begin Data section

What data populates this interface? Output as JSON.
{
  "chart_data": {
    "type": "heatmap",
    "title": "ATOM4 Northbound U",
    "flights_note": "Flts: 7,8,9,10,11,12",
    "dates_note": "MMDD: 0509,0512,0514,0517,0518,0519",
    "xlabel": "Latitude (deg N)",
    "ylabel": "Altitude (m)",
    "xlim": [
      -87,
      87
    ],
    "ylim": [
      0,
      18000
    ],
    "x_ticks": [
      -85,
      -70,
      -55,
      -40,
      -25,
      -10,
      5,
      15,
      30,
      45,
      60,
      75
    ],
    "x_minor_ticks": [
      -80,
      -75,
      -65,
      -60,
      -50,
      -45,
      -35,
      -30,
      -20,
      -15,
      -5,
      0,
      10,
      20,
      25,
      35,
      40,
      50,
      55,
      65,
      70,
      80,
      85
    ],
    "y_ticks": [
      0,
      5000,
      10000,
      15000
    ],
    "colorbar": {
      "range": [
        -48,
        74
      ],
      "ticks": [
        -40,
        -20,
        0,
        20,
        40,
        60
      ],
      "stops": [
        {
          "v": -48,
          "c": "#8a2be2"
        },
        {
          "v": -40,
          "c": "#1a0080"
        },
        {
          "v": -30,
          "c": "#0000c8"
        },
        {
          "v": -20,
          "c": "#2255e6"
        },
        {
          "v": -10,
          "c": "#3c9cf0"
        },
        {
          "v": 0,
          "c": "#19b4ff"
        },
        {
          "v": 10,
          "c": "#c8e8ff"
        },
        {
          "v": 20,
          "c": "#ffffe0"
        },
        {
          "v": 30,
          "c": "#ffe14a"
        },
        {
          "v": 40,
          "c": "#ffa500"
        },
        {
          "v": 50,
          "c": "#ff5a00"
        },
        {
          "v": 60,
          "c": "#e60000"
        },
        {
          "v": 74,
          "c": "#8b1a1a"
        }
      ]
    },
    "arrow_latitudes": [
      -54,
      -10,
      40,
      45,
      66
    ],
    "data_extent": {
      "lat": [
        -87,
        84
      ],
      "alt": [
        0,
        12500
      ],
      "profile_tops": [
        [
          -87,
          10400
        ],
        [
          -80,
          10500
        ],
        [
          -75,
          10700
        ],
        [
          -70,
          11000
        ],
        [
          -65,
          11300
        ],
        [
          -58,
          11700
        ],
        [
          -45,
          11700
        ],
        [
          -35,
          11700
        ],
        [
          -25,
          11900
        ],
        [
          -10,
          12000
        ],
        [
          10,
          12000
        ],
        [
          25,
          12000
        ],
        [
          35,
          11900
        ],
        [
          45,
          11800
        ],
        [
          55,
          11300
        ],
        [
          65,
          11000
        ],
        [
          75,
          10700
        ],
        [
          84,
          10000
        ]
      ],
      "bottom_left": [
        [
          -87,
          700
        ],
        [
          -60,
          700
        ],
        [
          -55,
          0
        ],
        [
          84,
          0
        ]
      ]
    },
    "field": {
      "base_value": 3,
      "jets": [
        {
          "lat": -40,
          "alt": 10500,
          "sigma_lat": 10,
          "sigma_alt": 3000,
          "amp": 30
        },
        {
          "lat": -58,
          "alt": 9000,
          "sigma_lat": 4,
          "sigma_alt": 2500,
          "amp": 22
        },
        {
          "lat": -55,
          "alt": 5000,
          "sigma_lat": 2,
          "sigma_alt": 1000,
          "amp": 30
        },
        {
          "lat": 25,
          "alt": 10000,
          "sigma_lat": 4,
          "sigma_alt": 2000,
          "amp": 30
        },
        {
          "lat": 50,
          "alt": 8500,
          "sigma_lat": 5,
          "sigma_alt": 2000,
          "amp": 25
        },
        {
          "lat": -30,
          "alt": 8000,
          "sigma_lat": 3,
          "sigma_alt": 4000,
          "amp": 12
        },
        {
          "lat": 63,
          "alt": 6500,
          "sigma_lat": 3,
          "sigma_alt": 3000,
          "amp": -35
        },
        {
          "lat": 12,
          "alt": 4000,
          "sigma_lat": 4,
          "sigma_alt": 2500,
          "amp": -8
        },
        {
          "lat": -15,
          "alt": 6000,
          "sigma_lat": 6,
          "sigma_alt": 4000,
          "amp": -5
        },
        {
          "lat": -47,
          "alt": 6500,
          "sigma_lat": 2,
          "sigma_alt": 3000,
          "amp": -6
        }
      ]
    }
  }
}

end Data section

What to produce: Copy all the lines, exactly.

Correct response:
What data populates this interface? Output as JSON.
{
  "chart_data": {
    "type": "heatmap",
    "title": "ATOM4 Northbound U",
    "flights_note": "Flts: 7,8,9,10,11,12",
    "dates_note": "MMDD: 0509,0512,0514,0517,0518,0519",
    "xlabel": "Latitude (deg N)",
    "ylabel": "Altitude (m)",
    "xlim": [
      -87,
      87
    ],
    "ylim": [
      0,
      18000
    ],
    "x_ticks": [
      -85,
      -70,
      -55,
      -40,
      -25,
      -10,
      5,
      15,
      30,
      45,
      60,
      75
    ],
    "x_minor_ticks": [
      -80,
      -75,
      -65,
      -60,
      -50,
      -45,
      -35,
      -30,
      -20,
      -15,
      -5,
      0,
      10,
      20,
      25,
      35,
      40,
      50,
      55,
      65,
      70,
      80,
      85
    ],
    "y_ticks": [
      0,
      5000,
      10000,
      15000
    ],
    "colorbar": {
      "range": [
        -48,
        74
      ],
      "ticks": [
        -40,
        -20,
        0,
        20,
        40,
        60
      ],
      "stops": [
        {
          "v": -48,
          "c": "#8a2be2"
        },
        {
          "v": -40,
          "c": "#1a0080"
        },
        {
          "v": -30,
          "c": "#0000c8"
        },
        {
          "v": -20,
          "c": "#2255e6"
        },
        {
          "v": -10,
          "c": "#3c9cf0"
        },
        {
          "v": 0,
          "c": "#19b4ff"
        },
        {
          "v": 10,
          "c": "#c8e8ff"
        },
        {
          "v": 20,
          "c": "#ffffe0"
        },
        {
          "v": 30,
          "c": "#ffe14a"
        },
        {
          "v": 40,
          "c": "#ffa500"
        },
        {
          "v": 50,
          "c": "#ff5a00"
        },
        {
          "v": 60,
          "c": "#e60000"
        },
        {
          "v": 74,
          "c": "#8b1a1a"
        }
      ]
    },
    "arrow_latitudes": [
      -54,
      -10,
      40,
      45,
      66
    ],
    "data_extent": {
      "lat": [
        -87,
        84
      ],
      "alt": [
        0,
        12500
      ],
      "profile_tops": [
        [
          -87,
          10400
        ],
        [
          -80,
          10500
        ],
        [
          -75,
          10700
        ],
        [
          -70,
          11000
        ],
        [
          -65,
          11300
        ],
        [
          -58,
          11700
        ],
        [
          -45,
          11700
        ],
        [
          -35,
          11700
        ],
        [
          -25,
          11900
        ],
        [
          -10,
          12000
        ],
        [
          10,
          12000
        ],
        [
          25,
          12000
        ],
        [
          35,
          11900
        ],
        [
          45,
          11800
        ],
        [
          55,
          11300
        ],
        [
          65,
          11000
        ],
        [
          75,
          10700
        ],
        [
          84,
          10000
        ]
      ],
      "bottom_left": [
        [
          -87,
          700
        ],
        [
          -60,
          700
        ],
        [
          -55,
          0
        ],
        [
          84,
          0
        ]
      ]
    },
    "field": {
      "base_value": 3,
      "jets": [
        {
          "lat": -40,
          "alt": 10500,
          "sigma_lat": 10,
          "sigma_alt": 3000,
          "amp": 30
        },
        {
          "lat": -58,
          "alt": 9000,
          "sigma_lat": 4,
          "sigma_alt": 2500,
          "amp": 22
        },
        {
          "lat": -55,
          "alt": 5000,
          "sigma_lat": 2,
          "sigma_alt": 1000,
          "amp": 30
        },
        {
          "lat": 25,
          "alt": 10000,
          "sigma_lat": 4,
          "sigma_alt": 2000,
          "amp": 30
        },
        {
          "lat": 50,
          "alt": 8500,
          "sigma_lat": 5,
          "sigma_alt": 2000,
          "amp": 25
        },
        {
          "lat": -30,
          "alt": 8000,
          "sigma_lat": 3,
          "sigma_alt": 4000,
          "amp": 12
        },
        {
          "lat": 63,
          "alt": 6500,
          "sigma_lat": 3,
          "sigma_alt": 3000,
          "amp": -35
        },
        {
          "lat": 12,
          "alt": 4000,
          "sigma_lat": 4,
          "sigma_alt": 2500,
          "amp": -8
        },
        {
          "lat": -15,
          "alt": 6000,
          "sigma_lat": 6,
          "sigma_alt": 4000,
          "amp": -5
        },
        {
          "lat": -47,
          "alt": 6500,
          "sigma_lat": 2,
          "sigma_alt": 3000,
          "amp": -6
        }
      ]
    }
  }
}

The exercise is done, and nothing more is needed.